◆ Record list:
#####

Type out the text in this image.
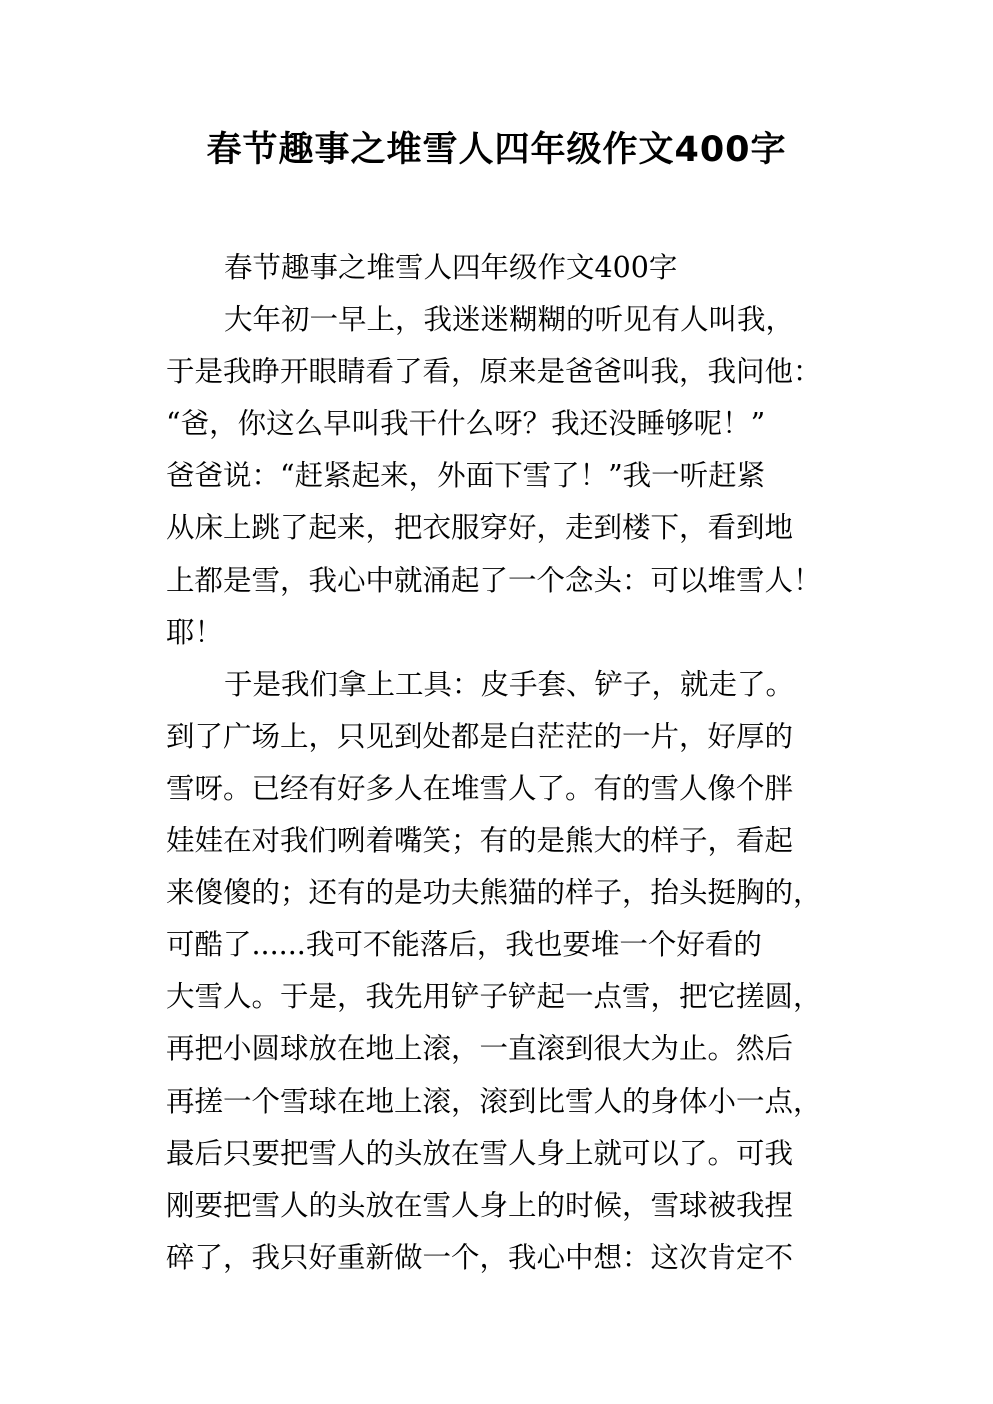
春节趣事之堆雪人四年级作文400字
春节趣事之堆雪人四年级作文400字
大年初一早上，我迷迷糊糊的听见有人叫我，
于是我睁开眼睛看了看，原来是爸爸叫我，我问他：
“爸，你这么早叫我干什么呀？我还没睡够呢！”
爸爸说：“赶紧起来，外面下雪了！”我一听赶紧
从床上跳了起来，把衣服穿好，走到楼下，看到地
上都是雪，我心中就涌起了一个念头：可以堆雪人！
耶！
于是我们拿上工具：皮手套、铲子，就走了。
到了广场上，只见到处都是白茫茫的一片，好厚的
雪呀。已经有好多人在堆雪人了。有的雪人像个胖
娃娃在对我们咧着嘴笑；有的是熊大的样子，看起
来傻傻的；还有的是功夫熊猫的样子，抬头挺胸的，
可酷了......我可不能落后，我也要堆一个好看的
大雪人。于是，我先用铲子铲起一点雪，把它搓圆，
再把小圆球放在地上滚，一直滚到很大为止。然后
再搓一个雪球在地上滚，滚到比雪人的身体小一点，
最后只要把雪人的头放在雪人身上就可以了。可我
刚要把雪人的头放在雪人身上的时候，雪球被我捏
碎了，我只好重新做一个，我心中想：这次肯定不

#####

Write out the whole listing again, exactly, with no pictures.

◆ Response to this exercise:
Type out the text in this image.
春节趣事之堆雪人四年级作文400字
春节趣事之堆雪人四年级作文400字
大年初一早上，我迷迷糊糊的听见有人叫我，
于是我睁开眼睛看了看，原来是爸爸叫我，我问他：
“爸，你这么早叫我干什么呀？我还没睡够呢！”
爸爸说：“赶紧起来，外面下雪了！”我一听赶紧
从床上跳了起来，把衣服穿好，走到楼下，看到地
上都是雪，我心中就涌起了一个念头：可以堆雪人！
耶！
于是我们拿上工具：皮手套、铲子，就走了。
到了广场上，只见到处都是白茫茫的一片，好厚的
雪呀。已经有好多人在堆雪人了。有的雪人像个胖
娃娃在对我们咧着嘴笑；有的是熊大的样子，看起
来傻傻的；还有的是功夫熊猫的样子，抬头挺胸的，
可酷了......我可不能落后，我也要堆一个好看的
大雪人。于是，我先用铲子铲起一点雪，把它搓圆，
再把小圆球放在地上滚，一直滚到很大为止。然后
再搓一个雪球在地上滚，滚到比雪人的身体小一点，
最后只要把雪人的头放在雪人身上就可以了。可我
刚要把雪人的头放在雪人身上的时候，雪球被我捏
碎了，我只好重新做一个，我心中想：这次肯定不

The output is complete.